▸ THE PROBLEM: Write out the material exactly, with the pictures left out.

[Collected data]
....................

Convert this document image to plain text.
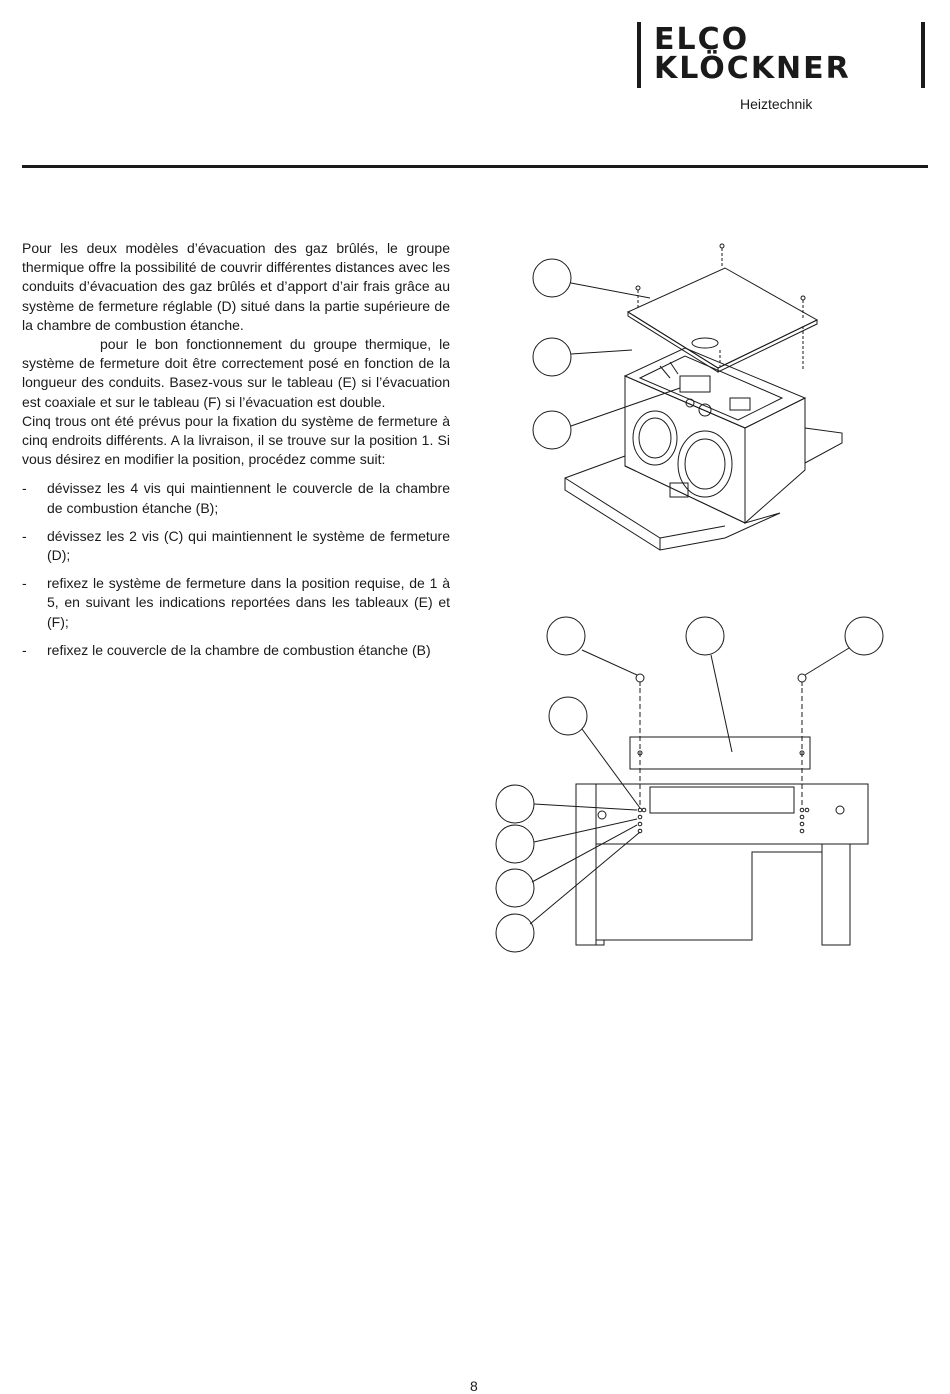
ELCO
KLÖCKNER
Heiztechnik

Pour les deux modèles d’évacuation des gaz brûlés, le groupe thermique offre la possibilité de couvrir différentes distances avec les conduits d’évacuation des gaz brûlés et d’apport d’air frais grâce au système de fermeture réglable (D) situé dans la partie supérieure de la chambre de combustion étanche.

pour le bon fonctionnement du groupe thermique, le système de fermeture doit être correctement posé en fonction de la longueur des conduits. Basez-vous sur le tableau (E) si l’évacuation est coaxiale et sur le tableau (F) si l’évacuation est double.

Cinq trous ont été prévus pour la fixation du système de fermeture à cinq endroits différents. A la livraison, il se trouve sur la position 1. Si vous désirez en modifier la position, procédez comme suit:

- dévissez les 4 vis qui maintiennent le couvercle de la chambre de combustion étanche (B);
- dévissez les 2 vis (C) qui maintiennent le système de fermeture (D);
- refixez le système de fermeture dans la position requise, de 1 à 5, en suivant les indications reportées dans les tableaux (E) et (F);
- refixez le couvercle de la chambre de combustion étanche (B)
8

....................

▸ SOLUTION TO THIS EXERCISE:
Convert this document image to plain text.
ELCO
KLÖCKNER
Heiztechnik

Pour les deux modèles d’évacuation des gaz brûlés, le groupe thermique offre la possibilité de couvrir différentes distances avec les conduits d’évacuation des gaz brûlés et d’apport d’air frais grâce au système de fermeture réglable (D) situé dans la partie supérieure de la chambre de combustion étanche.

pour le bon fonctionnement du groupe thermique, le système de fermeture doit être correctement posé en fonction de la longueur des conduits. Basez-vous sur le tableau (E) si l’évacuation est coaxiale et sur le tableau (F) si l’évacuation est double.

Cinq trous ont été prévus pour la fixation du système de fermeture à cinq endroits différents. A la livraison, il se trouve sur la position 1. Si vous désirez en modifier la position, procédez comme suit:

- dévissez les 4 vis qui maintiennent le couvercle de la chambre de combustion étanche (B);
- dévissez les 2 vis (C) qui maintiennent le système de fermeture (D);
- refixez le système de fermeture dans la position requise, de 1 à 5, en suivant les indications reportées dans les tableaux (E) et (F);
- refixez le couvercle de la chambre de combustion étanche (B)
8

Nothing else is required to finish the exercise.